Lines of data
— Start —

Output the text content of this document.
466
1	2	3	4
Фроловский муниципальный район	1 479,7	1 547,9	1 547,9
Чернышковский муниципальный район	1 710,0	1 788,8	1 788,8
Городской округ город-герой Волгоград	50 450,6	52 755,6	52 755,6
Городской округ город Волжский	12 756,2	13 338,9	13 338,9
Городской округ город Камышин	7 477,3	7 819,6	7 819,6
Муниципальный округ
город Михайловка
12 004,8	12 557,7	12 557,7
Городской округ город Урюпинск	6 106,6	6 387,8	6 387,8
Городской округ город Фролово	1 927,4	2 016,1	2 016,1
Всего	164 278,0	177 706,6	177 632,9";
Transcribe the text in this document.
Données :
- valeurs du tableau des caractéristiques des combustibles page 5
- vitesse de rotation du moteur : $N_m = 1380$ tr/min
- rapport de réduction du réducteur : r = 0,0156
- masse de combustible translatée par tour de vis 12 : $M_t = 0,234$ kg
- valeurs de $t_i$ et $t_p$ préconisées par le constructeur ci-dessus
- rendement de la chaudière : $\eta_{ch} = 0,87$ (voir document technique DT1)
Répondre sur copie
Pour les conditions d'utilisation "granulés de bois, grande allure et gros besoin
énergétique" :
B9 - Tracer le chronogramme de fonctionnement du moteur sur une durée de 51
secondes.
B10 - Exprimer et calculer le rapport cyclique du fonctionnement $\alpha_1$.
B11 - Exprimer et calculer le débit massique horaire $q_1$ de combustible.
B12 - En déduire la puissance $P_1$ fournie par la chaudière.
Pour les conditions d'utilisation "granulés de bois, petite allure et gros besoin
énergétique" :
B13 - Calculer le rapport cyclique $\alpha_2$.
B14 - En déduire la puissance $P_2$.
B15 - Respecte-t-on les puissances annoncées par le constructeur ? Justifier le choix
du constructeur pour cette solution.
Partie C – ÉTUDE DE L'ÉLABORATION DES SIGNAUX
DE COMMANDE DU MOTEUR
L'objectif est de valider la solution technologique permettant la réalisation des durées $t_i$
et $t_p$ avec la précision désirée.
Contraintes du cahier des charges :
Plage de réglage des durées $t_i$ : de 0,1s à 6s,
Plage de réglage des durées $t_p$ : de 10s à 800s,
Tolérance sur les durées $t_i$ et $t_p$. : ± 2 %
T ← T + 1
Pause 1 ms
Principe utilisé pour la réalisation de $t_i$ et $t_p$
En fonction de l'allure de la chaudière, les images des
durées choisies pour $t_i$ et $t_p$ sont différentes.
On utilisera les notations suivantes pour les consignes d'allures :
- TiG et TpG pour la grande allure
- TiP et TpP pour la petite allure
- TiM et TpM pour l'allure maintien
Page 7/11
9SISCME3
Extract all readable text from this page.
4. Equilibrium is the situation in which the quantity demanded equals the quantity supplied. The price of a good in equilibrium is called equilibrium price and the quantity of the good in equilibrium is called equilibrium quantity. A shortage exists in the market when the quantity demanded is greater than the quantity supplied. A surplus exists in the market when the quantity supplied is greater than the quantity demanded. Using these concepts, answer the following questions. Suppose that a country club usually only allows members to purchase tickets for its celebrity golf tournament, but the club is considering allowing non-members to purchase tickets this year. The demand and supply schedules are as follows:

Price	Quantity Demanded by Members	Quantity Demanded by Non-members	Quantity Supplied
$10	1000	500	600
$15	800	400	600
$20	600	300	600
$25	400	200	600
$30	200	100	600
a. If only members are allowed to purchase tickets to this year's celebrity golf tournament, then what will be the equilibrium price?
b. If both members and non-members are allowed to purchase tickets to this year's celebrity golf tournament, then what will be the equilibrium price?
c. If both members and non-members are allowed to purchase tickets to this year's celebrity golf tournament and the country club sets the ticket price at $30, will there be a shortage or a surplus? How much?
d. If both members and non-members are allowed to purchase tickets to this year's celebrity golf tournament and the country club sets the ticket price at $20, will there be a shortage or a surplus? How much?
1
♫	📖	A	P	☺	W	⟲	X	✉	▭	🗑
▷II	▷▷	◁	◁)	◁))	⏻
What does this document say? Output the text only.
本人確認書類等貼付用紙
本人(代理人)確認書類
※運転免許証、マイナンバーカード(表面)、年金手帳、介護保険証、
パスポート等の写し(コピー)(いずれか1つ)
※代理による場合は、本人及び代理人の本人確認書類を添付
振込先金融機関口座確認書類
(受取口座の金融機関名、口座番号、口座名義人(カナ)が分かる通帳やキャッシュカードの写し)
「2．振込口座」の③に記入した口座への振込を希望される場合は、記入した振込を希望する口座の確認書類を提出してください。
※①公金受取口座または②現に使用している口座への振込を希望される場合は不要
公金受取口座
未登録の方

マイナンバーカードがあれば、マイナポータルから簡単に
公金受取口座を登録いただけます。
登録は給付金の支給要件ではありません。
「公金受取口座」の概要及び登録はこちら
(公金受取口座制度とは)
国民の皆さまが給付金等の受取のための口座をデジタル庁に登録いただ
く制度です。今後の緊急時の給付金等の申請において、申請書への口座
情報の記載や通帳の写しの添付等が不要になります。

— End —

Exercise requirements = Gather each line holding the string "город".

Problem solution =
Городской округ город-герой Волгоград	50 450,6	52 755,6	52 755,6
Городской округ город Волжский	12 756,2	13 338,9	13 338,9
Городской округ город Камышин	7 477,3	7 819,6	7 819,6
город Михайловка
Городской округ город Урюпинск	6 106,6	6 387,8	6 387,8
Городской округ город Фролово	1 927,4	2 016,1	2 016,1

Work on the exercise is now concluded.